___ Source data
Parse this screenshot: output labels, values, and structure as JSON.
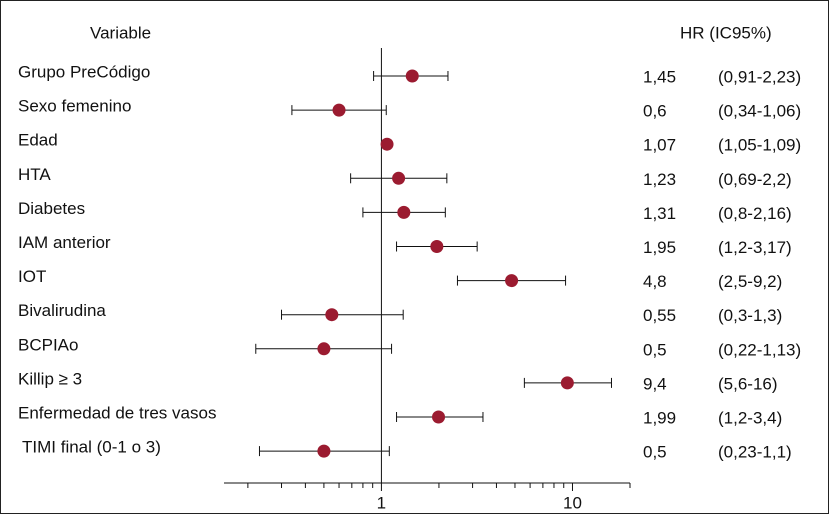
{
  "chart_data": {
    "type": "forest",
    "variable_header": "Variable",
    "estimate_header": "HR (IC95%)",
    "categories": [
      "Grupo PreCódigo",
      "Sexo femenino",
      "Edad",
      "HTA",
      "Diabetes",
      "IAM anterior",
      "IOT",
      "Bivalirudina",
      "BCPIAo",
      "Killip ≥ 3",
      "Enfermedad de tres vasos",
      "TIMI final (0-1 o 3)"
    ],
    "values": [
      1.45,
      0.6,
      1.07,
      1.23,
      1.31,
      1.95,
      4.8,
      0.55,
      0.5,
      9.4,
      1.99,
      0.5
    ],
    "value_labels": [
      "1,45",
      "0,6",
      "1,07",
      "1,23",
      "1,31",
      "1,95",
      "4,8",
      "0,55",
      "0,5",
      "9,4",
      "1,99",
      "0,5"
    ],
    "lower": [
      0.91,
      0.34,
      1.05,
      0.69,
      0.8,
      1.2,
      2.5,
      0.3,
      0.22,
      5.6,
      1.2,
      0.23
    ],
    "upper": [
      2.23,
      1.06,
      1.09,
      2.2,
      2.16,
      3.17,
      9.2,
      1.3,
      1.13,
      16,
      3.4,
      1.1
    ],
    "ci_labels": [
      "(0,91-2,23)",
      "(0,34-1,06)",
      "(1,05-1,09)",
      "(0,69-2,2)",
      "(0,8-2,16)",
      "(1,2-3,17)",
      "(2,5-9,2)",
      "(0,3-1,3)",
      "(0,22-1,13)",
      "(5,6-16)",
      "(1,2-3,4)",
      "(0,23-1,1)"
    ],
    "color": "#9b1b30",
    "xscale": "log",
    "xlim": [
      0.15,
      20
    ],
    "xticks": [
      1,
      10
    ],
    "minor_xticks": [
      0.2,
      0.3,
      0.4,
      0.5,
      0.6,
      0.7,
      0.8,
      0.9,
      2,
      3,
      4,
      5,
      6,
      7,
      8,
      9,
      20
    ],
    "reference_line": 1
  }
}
______
Description of the task: Can you repeat every record above exactly, apart from the pictures?

Result for this task:
Parse this screenshot: output labels, values, and structure as JSON.
{
  "chart_data": {
    "type": "forest",
    "variable_header": "Variable",
    "estimate_header": "HR (IC95%)",
    "categories": [
      "Grupo PreCódigo",
      "Sexo femenino",
      "Edad",
      "HTA",
      "Diabetes",
      "IAM anterior",
      "IOT",
      "Bivalirudina",
      "BCPIAo",
      "Killip ≥ 3",
      "Enfermedad de tres vasos",
      "TIMI final (0-1 o 3)"
    ],
    "values": [
      1.45,
      0.6,
      1.07,
      1.23,
      1.31,
      1.95,
      4.8,
      0.55,
      0.5,
      9.4,
      1.99,
      0.5
    ],
    "value_labels": [
      "1,45",
      "0,6",
      "1,07",
      "1,23",
      "1,31",
      "1,95",
      "4,8",
      "0,55",
      "0,5",
      "9,4",
      "1,99",
      "0,5"
    ],
    "lower": [
      0.91,
      0.34,
      1.05,
      0.69,
      0.8,
      1.2,
      2.5,
      0.3,
      0.22,
      5.6,
      1.2,
      0.23
    ],
    "upper": [
      2.23,
      1.06,
      1.09,
      2.2,
      2.16,
      3.17,
      9.2,
      1.3,
      1.13,
      16,
      3.4,
      1.1
    ],
    "ci_labels": [
      "(0,91-2,23)",
      "(0,34-1,06)",
      "(1,05-1,09)",
      "(0,69-2,2)",
      "(0,8-2,16)",
      "(1,2-3,17)",
      "(2,5-9,2)",
      "(0,3-1,3)",
      "(0,22-1,13)",
      "(5,6-16)",
      "(1,2-3,4)",
      "(0,23-1,1)"
    ],
    "color": "#9b1b30",
    "xscale": "log",
    "xlim": [
      0.15,
      20
    ],
    "xticks": [
      1,
      10
    ],
    "minor_xticks": [
      0.2,
      0.3,
      0.4,
      0.5,
      0.6,
      0.7,
      0.8,
      0.9,
      2,
      3,
      4,
      5,
      6,
      7,
      8,
      9,
      20
    ],
    "reference_line": 1
  }
}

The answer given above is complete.